Swap "bbox" for "bounding box" throughout all of the records below, and reproduce them with everything else unchanged.

-- start EXERCISE MATERIAL --

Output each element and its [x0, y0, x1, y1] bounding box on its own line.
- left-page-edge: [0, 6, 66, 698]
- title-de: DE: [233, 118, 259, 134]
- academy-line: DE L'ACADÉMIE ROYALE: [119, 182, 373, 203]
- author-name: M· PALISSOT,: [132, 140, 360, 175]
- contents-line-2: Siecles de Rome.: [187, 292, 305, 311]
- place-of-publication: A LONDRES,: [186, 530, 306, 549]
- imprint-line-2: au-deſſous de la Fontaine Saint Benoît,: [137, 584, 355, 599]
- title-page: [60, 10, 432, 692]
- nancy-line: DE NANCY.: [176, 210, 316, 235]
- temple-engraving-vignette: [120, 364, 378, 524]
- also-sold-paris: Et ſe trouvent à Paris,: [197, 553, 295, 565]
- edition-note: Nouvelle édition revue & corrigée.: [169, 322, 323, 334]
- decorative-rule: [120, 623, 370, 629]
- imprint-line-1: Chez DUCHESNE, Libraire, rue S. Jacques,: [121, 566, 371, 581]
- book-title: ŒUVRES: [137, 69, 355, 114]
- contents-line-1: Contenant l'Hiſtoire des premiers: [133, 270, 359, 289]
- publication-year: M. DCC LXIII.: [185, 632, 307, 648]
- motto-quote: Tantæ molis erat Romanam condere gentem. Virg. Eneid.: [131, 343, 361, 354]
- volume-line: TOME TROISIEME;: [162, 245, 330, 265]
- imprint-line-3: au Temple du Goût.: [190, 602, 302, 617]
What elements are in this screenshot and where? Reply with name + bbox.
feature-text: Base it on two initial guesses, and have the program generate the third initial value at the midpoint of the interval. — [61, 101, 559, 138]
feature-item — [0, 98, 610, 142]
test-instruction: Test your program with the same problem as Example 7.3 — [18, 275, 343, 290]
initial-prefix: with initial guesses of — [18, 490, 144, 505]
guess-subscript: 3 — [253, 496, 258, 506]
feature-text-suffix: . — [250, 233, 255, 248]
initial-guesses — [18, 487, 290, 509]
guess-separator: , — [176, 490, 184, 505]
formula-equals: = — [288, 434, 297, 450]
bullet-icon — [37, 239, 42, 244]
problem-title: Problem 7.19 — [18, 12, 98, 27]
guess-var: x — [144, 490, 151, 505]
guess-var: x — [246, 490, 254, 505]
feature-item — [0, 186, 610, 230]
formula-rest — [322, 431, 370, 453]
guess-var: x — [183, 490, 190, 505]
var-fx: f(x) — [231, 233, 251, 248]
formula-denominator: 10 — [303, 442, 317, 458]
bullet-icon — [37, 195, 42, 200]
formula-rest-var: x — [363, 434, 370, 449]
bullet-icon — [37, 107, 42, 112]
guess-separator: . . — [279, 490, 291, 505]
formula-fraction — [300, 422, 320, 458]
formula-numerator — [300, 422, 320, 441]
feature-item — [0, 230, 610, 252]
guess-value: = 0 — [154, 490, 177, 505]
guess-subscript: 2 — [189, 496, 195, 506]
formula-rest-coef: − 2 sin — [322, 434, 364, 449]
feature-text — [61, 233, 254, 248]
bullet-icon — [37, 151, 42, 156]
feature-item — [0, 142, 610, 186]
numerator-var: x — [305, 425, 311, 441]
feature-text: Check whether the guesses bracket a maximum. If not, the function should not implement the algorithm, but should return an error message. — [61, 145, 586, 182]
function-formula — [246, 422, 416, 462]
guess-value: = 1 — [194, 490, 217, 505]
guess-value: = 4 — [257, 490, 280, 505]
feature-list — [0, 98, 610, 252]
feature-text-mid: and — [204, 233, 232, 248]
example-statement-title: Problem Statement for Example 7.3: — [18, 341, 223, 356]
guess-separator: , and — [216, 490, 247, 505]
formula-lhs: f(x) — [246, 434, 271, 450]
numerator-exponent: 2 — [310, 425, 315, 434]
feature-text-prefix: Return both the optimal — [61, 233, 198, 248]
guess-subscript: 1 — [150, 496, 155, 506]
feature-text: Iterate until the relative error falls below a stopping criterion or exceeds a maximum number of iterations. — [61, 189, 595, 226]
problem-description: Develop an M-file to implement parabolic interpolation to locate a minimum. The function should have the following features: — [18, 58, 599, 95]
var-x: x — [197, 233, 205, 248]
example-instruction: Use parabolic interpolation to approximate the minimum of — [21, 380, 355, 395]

-- end EXERCISE MATERIAL --

### OUTPUT
Output each element and its [x0, y0, x1, y1] bounding box on its own line.
- left-page-edge: [0, 6, 66, 698]
- title-de: DE: [233, 118, 259, 134]
- academy-line: DE L'ACADÉMIE ROYALE: [119, 182, 373, 203]
- author-name: M· PALISSOT,: [132, 140, 360, 175]
- contents-line-2: Siecles de Rome.: [187, 292, 305, 311]
- place-of-publication: A LONDRES,: [186, 530, 306, 549]
- imprint-line-2: au-deſſous de la Fontaine Saint Benoît,: [137, 584, 355, 599]
- title-page: [60, 10, 432, 692]
- nancy-line: DE NANCY.: [176, 210, 316, 235]
- temple-engraving-vignette: [120, 364, 378, 524]
- also-sold-paris: Et ſe trouvent à Paris,: [197, 553, 295, 565]
- edition-note: Nouvelle édition revue & corrigée.: [169, 322, 323, 334]
- decorative-rule: [120, 623, 370, 629]
- imprint-line-1: Chez DUCHESNE, Libraire, rue S. Jacques,: [121, 566, 371, 581]
- book-title: ŒUVRES: [137, 69, 355, 114]
- contents-line-1: Contenant l'Hiſtoire des premiers: [133, 270, 359, 289]
- publication-year: M. DCC LXIII.: [185, 632, 307, 648]
- motto-quote: Tantæ molis erat Romanam condere gentem. Virg. Eneid.: [131, 343, 361, 354]
- volume-line: TOME TROISIEME;: [162, 245, 330, 265]
- imprint-line-3: au Temple du Goût.: [190, 602, 302, 617]
What elements are in this screenshot and where? Reply with name + bounding box.
feature-text: Base it on two initial guesses, and have the program generate the third initial value at the midpoint of the interval. — [61, 101, 559, 138]
feature-item — [0, 98, 610, 142]
test-instruction: Test your program with the same problem as Example 7.3 — [18, 275, 343, 290]
initial-prefix: with initial guesses of — [18, 490, 144, 505]
guess-subscript: 3 — [253, 496, 258, 506]
feature-text-suffix: . — [250, 233, 255, 248]
initial-guesses — [18, 487, 290, 509]
guess-separator: , — [176, 490, 184, 505]
formula-equals: = — [288, 434, 297, 450]
bullet-icon — [37, 239, 42, 244]
problem-title: Problem 7.19 — [18, 12, 98, 27]
guess-var: x — [144, 490, 151, 505]
guess-var: x — [246, 490, 254, 505]
feature-item — [0, 186, 610, 230]
formula-rest — [322, 431, 370, 453]
guess-var: x — [183, 490, 190, 505]
var-fx: f(x) — [231, 233, 251, 248]
formula-denominator: 10 — [303, 442, 317, 458]
bullet-icon — [37, 195, 42, 200]
formula-rest-var: x — [363, 434, 370, 449]
bullet-icon — [37, 107, 42, 112]
guess-separator: . . — [279, 490, 291, 505]
formula-fraction — [300, 422, 320, 458]
formula-numerator — [300, 422, 320, 441]
feature-item — [0, 230, 610, 252]
guess-value: = 0 — [154, 490, 177, 505]
guess-subscript: 2 — [189, 496, 195, 506]
formula-rest-coef: − 2 sin — [322, 434, 364, 449]
feature-text — [61, 233, 254, 248]
bullet-icon — [37, 151, 42, 156]
feature-item — [0, 142, 610, 186]
numerator-var: x — [305, 425, 311, 441]
feature-text: Check whether the guesses bracket a maximum. If not, the function should not implement the algorithm, but should return an error message. — [61, 145, 586, 182]
function-formula — [246, 422, 416, 462]
guess-value: = 1 — [194, 490, 217, 505]
guess-value: = 4 — [257, 490, 280, 505]
feature-list — [0, 98, 610, 252]
feature-text-mid: and — [204, 233, 232, 248]
example-statement-title: Problem Statement for Example 7.3: — [18, 341, 223, 356]
guess-separator: , and — [216, 490, 247, 505]
formula-lhs: f(x) — [246, 434, 271, 450]
numerator-exponent: 2 — [310, 425, 315, 434]
feature-text-prefix: Return both the optimal — [61, 233, 198, 248]
guess-subscript: 1 — [150, 496, 155, 506]
feature-text: Iterate until the relative error falls below a stopping criterion or exceeds a maximum number of iterations. — [61, 189, 595, 226]
problem-description: Develop an M-file to implement parabolic interpolation to locate a minimum. The function should have the following features: — [18, 58, 599, 95]
var-x: x — [197, 233, 205, 248]
example-instruction: Use parabolic interpolation to approximate the minimum of — [21, 380, 355, 395]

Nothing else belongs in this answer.